- [Problem set]:
a - Please explain why, according to the passage on cable news coverage of Imus's firing, any woman at all appeared on MSNBC's evening panels about the decision.
b - Write the next part of the commentary on cable news coverage of Imus's firing, starting after its final sentence.
***** Given passage
And then there's the matter of who the media turn to for interviews, analysis, and commentary. As Adele Stan has noted at Tapped this week, even as cable news programs have devoted extensive coverage to Imus' racist and sexist comments, they have often done so without the benefit of women among their panelists. Stan described the panels MSNBC hosted to discuss their decision to dump Imus:
[F]or the rest of the night, MSNBC show hosts discussed the channel's decision with panel after panel of experts, populated, with one exception, entirely by men. (Thank goodness that Joe Scarborough likes to fight with Salon.com's indomitable Joan Walsh or, out of a total of about a dozen commentators, there would have been no women featured on Imus segments of the cable channel's three major evening shows: “Hardball,” “Countdown,” and “Scarborough Country.”) And while the producers did a pretty good job maintaining a racial mix on the panels, they apparently couldn't find a single African-American woman to comment on Imus's firing -- despite the fact that, just miles from MSNBC headquarters in Secaucus, New Jersey, New Jersey NOW staged a rally that was led by African-American leaders in the women's movement. Until more women hold major positions of behind-the-scenes power in mainstream media, things will likely remain as they are: a bunch of guys debating whether or not another guy who verbally assaulted a group of women in a sexualized manner deserves to be fired for having done so.
**********
***** Dataset records
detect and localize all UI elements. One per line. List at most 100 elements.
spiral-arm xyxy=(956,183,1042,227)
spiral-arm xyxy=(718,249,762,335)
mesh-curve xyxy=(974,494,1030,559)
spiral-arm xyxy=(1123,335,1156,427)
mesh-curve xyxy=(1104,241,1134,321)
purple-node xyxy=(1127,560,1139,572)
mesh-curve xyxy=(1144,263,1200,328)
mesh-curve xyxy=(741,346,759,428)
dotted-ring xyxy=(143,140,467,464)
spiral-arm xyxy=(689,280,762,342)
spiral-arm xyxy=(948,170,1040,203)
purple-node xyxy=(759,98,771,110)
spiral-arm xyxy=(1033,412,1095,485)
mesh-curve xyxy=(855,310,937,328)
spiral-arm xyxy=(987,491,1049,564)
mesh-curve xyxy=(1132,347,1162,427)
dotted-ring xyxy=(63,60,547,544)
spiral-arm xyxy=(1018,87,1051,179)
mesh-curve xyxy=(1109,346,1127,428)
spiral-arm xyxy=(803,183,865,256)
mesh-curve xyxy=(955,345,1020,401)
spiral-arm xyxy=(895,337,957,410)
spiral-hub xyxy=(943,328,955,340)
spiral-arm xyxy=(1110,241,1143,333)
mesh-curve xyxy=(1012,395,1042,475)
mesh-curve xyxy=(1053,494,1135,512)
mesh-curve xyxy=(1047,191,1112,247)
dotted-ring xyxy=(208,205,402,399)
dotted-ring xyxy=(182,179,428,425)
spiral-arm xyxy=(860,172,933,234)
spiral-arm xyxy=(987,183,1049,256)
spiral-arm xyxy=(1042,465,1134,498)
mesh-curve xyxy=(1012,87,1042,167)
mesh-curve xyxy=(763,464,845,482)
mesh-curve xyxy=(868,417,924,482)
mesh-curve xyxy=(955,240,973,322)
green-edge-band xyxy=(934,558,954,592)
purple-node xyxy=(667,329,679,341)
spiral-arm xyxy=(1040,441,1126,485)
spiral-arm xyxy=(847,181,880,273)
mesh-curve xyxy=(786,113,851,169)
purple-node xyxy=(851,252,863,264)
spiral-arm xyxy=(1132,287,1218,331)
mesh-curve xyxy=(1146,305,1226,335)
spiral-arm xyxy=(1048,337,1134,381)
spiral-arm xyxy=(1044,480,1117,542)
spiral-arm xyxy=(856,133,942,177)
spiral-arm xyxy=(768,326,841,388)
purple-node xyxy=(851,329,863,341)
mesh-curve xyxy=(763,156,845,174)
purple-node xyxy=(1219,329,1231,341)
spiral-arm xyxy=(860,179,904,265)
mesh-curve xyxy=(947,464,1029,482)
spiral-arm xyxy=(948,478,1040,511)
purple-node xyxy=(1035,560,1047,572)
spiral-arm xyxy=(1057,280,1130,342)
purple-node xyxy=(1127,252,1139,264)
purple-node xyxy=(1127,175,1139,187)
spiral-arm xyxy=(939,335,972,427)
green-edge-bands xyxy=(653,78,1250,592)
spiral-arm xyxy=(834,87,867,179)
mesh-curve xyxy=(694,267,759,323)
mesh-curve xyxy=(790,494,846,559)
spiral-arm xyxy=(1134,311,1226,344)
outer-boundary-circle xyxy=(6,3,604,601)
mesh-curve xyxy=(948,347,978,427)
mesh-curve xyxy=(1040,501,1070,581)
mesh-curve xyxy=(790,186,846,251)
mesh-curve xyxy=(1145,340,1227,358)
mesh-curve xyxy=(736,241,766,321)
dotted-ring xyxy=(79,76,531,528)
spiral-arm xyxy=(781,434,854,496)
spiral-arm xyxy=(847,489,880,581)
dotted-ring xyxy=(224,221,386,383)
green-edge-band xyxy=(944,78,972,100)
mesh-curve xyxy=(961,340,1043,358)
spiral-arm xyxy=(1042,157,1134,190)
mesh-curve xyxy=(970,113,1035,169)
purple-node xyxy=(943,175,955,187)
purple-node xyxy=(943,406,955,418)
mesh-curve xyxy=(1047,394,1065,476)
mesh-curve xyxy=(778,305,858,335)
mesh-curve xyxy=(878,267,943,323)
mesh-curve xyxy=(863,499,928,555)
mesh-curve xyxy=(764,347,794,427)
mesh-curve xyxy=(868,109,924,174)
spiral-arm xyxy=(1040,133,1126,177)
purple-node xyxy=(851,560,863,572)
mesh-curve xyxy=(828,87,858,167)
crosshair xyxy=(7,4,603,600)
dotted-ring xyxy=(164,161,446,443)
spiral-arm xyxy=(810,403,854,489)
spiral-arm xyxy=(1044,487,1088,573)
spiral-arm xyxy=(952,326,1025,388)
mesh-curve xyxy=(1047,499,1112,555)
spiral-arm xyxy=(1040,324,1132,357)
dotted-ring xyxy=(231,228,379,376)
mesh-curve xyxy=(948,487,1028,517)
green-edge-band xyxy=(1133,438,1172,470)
**********
- [Results]:
a - The only woman was Salon.com's Joan Walsh. The passage credits her presence to Joe Scarborough's liking for fighting with her. Without that, none of the roughly dozen commentators on the Imus segments of "Hardball," "Countdown," and "Scarborough Country" would have been a woman.

b -
(Full disclosure: Stan previously worked for Media Matters for America.)
In the midst of a torrent of comments about “femi-Nazis” and “bitches” and “hos,” these more subtle problems are rarely even noticed, and even more rarely discussed among the media elite and those who appear on their shows.
And that may be the most damaging effect of the kind of commentary that we routinely hear from the likes of Imus and Limbaugh and Coulter: Rhetoric that should be unacceptable becomes merely outrageous; that which should be outrageous becomes merely controversial; and that which should be controversial is barely noticed, if at all.
That's why we at Media Matters hope the Imus incident prompts the nation's media -- both individual journalists and the organizations that employ them -- to consider whether they can and should be more responsible in their role as stewards of the national discourse.
Not just Glenn Beck and Rush Limbaugh and Michael Savage and the people who enable them. Charlie Gibson and Wolf Blitzer and Maureen Dowd (one of the foremost practitioners of the “Breck Girl” insult) and the bookers and producers who assemble woman-free panels to discuss sexist comments and countless others who, intentionally or otherwise, write and say things that, in ways large and small, have the power to hurt.
As Media Matters president and CEO David Brock said in response to Imus' firing: “It is our hope that this incident will begin a broader conversation about the responsibility that news corporations, journalists, and media figures have to the American public. This is an opportunity for the media to truly raise the bar to a higher standard and return to the fundamentals of journalism.”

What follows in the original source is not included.